● Records to use
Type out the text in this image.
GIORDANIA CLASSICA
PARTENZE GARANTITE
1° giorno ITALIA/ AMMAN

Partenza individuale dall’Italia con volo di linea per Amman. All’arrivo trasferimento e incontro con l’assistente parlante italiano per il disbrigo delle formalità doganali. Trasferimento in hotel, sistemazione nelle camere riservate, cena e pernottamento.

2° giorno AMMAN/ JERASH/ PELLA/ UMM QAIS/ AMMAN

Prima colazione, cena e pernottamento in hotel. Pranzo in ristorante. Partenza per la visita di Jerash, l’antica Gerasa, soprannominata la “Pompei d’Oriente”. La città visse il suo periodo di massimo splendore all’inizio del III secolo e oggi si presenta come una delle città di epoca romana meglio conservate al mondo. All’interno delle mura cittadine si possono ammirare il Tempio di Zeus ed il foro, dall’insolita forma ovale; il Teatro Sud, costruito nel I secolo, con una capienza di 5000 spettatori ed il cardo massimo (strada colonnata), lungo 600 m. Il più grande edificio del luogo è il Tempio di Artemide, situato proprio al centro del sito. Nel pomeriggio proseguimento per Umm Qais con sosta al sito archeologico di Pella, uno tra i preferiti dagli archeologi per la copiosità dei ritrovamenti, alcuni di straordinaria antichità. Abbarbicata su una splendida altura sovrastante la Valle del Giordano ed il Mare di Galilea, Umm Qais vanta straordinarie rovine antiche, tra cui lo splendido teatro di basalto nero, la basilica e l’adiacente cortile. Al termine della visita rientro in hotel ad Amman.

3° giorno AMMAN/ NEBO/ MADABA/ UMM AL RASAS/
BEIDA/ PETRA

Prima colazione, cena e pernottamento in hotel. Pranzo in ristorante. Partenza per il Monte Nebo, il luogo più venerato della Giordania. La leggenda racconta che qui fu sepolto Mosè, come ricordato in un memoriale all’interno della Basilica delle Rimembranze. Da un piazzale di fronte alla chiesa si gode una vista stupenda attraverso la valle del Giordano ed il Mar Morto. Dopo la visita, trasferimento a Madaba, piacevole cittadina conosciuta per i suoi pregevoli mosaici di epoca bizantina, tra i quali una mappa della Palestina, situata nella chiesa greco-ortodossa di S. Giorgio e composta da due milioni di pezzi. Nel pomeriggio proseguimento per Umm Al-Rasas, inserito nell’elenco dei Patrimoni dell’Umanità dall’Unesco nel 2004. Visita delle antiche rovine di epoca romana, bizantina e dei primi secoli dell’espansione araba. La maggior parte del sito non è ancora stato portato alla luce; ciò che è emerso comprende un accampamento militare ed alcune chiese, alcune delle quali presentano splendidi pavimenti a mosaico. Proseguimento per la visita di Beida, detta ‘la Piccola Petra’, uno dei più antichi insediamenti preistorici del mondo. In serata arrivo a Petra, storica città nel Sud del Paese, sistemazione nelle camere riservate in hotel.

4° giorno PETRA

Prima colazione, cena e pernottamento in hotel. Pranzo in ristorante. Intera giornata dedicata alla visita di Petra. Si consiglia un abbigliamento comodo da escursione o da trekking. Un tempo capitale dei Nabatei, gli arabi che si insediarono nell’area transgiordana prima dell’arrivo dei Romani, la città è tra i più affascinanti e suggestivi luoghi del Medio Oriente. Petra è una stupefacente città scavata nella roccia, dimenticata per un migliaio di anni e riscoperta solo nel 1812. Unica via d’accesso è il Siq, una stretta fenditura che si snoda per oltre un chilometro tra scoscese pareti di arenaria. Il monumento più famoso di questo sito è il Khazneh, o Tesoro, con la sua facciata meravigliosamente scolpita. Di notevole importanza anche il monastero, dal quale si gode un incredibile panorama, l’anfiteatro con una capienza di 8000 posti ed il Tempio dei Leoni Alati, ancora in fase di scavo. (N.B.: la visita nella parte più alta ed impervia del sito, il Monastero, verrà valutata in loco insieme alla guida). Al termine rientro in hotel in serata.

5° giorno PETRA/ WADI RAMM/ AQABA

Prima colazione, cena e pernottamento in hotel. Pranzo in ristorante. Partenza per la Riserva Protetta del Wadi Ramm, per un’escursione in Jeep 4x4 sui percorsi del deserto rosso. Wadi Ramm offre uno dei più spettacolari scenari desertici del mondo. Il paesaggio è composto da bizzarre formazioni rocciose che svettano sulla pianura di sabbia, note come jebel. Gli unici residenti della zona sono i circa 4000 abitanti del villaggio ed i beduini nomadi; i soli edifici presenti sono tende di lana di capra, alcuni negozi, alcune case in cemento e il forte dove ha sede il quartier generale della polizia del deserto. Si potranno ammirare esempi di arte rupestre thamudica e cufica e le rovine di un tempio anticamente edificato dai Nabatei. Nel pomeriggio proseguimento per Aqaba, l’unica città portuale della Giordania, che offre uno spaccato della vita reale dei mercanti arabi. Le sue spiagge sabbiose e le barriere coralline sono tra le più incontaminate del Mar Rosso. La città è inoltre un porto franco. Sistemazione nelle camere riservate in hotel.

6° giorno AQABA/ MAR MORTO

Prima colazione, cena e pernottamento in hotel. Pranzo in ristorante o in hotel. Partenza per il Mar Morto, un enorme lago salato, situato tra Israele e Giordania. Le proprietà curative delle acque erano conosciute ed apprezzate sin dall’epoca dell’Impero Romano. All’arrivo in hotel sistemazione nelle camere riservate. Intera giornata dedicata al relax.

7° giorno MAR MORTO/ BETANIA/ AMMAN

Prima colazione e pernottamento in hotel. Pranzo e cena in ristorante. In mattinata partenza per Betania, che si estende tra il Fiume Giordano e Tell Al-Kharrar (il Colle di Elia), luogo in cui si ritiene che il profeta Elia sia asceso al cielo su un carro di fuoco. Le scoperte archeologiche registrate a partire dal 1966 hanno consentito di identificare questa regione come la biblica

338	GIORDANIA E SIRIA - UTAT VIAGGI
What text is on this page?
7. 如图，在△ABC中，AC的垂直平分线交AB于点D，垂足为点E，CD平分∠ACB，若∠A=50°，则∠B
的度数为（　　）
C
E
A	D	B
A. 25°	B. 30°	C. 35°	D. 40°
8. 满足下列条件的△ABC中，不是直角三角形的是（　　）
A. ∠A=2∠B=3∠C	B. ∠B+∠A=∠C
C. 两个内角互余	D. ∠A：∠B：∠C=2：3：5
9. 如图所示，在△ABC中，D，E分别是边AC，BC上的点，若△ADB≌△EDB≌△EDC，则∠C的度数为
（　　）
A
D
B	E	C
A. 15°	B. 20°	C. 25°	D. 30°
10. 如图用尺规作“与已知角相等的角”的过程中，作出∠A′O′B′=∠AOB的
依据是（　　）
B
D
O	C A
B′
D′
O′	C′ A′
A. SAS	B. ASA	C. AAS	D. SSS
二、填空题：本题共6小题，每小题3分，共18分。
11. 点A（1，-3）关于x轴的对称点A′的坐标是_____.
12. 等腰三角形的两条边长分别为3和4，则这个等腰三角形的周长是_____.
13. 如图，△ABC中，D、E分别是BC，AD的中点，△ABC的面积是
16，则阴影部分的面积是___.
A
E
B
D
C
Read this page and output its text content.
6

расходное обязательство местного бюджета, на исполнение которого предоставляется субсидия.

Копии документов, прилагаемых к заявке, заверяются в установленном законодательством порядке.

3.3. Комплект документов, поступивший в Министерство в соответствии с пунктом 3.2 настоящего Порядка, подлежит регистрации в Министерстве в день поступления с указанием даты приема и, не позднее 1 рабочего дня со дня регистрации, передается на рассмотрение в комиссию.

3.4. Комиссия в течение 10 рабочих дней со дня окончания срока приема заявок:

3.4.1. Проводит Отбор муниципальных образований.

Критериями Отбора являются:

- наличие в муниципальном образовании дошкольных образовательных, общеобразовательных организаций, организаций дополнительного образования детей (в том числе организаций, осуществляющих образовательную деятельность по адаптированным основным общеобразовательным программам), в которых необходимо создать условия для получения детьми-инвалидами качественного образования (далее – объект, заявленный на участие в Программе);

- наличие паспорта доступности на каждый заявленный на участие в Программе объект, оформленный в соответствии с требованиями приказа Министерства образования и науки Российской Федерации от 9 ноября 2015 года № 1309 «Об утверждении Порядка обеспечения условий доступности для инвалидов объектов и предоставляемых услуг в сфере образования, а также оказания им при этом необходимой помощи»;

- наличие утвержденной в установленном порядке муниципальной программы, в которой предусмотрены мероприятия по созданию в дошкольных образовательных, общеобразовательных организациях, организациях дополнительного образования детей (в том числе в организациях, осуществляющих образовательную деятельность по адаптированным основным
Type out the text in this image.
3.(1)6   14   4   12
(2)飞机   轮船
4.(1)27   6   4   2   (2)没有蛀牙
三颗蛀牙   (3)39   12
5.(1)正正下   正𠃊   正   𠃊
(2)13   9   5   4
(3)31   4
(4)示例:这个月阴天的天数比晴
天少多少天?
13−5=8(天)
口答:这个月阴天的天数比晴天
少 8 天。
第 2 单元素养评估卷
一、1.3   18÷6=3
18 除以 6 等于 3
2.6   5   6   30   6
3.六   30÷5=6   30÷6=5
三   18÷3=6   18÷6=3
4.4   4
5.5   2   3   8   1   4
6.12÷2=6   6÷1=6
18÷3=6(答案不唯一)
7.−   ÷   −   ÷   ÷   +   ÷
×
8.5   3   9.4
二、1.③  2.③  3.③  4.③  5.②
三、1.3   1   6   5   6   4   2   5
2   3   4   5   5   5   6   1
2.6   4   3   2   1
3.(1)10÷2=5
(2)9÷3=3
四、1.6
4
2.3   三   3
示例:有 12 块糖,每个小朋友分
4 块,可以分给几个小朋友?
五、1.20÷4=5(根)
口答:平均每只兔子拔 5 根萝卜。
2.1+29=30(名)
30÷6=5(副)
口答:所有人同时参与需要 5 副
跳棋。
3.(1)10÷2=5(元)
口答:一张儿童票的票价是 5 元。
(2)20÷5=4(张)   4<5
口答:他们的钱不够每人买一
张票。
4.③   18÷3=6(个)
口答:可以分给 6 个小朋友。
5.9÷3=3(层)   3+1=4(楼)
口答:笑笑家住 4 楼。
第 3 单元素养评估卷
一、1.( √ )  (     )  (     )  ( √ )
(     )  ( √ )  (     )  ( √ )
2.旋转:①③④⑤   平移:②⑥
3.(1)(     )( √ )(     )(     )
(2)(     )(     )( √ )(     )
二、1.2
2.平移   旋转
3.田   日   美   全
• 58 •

● Given request
Tally the lines of the material above that contain the word "text" and report the total alone.

● Written reply
4